WHAT IS NEEDED :: Answer with one number: the count of lines in the listing below that hold the word "solamente".

------------------------------------------------------------------------

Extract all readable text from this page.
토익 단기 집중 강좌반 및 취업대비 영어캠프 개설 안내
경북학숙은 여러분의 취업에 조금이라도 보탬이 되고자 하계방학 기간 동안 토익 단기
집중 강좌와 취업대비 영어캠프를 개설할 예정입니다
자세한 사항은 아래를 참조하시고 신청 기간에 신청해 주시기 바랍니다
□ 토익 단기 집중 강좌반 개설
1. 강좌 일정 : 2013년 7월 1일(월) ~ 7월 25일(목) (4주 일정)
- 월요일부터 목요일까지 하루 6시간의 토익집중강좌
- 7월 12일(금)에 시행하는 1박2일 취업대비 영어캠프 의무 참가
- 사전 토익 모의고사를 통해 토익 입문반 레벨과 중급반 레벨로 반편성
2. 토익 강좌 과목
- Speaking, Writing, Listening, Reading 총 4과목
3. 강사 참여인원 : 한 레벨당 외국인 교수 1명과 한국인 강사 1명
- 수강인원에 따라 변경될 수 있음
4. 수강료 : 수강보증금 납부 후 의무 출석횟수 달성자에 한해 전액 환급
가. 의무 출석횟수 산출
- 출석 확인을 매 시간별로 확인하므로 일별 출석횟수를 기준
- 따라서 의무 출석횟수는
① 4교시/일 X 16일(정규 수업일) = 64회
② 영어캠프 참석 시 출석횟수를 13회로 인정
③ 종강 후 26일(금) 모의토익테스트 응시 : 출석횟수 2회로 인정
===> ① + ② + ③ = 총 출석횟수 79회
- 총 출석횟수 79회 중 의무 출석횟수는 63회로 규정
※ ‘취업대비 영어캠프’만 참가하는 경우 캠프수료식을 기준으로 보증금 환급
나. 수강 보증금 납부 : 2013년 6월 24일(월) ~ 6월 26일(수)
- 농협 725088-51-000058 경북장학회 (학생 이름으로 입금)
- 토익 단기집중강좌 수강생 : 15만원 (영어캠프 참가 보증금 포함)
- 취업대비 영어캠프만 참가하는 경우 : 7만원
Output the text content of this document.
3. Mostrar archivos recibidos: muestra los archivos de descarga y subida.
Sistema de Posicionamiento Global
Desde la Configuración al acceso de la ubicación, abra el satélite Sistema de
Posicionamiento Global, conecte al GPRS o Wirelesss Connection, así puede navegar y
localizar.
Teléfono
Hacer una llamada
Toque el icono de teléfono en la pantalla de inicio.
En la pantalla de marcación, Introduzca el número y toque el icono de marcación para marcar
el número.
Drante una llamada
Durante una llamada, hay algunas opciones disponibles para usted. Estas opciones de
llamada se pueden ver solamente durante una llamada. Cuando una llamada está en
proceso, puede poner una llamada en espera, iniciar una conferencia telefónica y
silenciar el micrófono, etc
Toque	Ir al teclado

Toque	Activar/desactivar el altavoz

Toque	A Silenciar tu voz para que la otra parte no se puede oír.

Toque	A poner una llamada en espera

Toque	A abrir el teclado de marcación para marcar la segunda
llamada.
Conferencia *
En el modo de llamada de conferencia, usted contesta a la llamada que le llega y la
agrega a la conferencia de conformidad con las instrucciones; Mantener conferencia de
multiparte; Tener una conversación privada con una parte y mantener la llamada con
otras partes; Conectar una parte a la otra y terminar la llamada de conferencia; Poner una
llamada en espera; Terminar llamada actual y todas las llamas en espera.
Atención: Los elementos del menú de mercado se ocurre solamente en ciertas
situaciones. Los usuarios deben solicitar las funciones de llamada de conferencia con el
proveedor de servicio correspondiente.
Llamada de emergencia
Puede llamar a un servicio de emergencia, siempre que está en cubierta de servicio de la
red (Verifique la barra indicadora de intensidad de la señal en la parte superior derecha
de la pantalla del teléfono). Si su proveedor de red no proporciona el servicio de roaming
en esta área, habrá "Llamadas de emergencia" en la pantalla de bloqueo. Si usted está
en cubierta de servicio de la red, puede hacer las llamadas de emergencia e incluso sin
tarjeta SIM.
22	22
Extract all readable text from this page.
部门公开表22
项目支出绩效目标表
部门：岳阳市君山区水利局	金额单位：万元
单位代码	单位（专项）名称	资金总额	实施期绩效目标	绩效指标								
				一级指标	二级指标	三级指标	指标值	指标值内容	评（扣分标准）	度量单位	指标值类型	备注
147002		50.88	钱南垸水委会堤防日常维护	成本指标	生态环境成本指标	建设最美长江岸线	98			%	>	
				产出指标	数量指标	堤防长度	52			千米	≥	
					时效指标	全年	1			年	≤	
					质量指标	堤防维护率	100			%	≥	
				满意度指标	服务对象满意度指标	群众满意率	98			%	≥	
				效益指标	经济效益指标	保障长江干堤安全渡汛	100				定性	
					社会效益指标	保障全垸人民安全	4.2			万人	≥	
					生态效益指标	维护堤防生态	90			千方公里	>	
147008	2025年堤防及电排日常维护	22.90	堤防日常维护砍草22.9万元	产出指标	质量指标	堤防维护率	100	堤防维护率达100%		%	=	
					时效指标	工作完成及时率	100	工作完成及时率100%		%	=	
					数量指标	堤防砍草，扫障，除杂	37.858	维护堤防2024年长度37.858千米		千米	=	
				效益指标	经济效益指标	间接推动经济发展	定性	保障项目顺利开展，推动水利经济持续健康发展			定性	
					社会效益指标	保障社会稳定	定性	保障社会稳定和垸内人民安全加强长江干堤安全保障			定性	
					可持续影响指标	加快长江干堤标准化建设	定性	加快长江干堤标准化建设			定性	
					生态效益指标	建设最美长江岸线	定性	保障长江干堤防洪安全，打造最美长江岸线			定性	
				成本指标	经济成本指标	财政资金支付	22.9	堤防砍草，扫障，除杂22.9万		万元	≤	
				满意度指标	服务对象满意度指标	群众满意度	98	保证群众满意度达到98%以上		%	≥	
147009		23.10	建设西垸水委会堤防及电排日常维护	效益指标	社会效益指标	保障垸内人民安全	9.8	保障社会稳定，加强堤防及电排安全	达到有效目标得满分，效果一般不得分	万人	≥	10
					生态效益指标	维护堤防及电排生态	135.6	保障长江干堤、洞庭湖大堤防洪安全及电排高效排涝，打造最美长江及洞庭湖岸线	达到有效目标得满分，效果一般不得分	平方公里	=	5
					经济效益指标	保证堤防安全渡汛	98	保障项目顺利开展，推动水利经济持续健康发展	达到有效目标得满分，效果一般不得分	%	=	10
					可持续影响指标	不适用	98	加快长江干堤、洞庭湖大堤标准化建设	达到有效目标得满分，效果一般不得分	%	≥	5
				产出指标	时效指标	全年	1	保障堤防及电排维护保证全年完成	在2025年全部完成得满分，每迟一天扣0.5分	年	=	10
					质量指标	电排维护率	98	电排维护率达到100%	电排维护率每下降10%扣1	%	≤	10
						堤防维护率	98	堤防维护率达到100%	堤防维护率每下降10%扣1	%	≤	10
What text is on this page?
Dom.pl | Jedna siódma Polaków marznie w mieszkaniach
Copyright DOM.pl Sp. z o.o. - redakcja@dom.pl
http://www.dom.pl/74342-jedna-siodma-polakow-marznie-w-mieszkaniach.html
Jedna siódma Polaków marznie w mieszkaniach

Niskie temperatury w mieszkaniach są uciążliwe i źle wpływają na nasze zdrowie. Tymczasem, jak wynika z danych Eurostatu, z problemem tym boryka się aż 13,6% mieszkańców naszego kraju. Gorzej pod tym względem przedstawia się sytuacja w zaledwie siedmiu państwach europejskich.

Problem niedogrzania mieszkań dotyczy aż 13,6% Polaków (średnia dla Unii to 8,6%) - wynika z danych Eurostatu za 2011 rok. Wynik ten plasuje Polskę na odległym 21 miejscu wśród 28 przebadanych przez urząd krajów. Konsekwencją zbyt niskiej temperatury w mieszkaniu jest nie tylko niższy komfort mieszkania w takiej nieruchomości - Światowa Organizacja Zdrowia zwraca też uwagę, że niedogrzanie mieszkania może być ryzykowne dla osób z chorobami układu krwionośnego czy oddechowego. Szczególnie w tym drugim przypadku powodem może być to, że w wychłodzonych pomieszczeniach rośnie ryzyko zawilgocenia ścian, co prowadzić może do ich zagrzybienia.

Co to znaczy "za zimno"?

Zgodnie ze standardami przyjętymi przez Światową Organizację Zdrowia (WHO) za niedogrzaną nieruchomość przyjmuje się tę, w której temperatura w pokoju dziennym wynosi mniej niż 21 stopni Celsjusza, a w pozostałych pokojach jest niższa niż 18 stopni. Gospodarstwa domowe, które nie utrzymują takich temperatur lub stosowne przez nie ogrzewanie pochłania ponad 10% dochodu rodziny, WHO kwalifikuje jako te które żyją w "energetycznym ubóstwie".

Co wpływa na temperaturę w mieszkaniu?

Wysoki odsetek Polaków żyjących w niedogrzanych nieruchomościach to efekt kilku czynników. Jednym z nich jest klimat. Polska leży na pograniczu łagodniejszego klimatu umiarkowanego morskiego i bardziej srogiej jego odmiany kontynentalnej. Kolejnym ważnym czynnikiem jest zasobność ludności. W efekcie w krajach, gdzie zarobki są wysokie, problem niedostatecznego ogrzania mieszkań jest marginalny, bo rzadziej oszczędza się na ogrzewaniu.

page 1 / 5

------------------------------------------------------------------------

RESULT FOR THIS TASK :: 2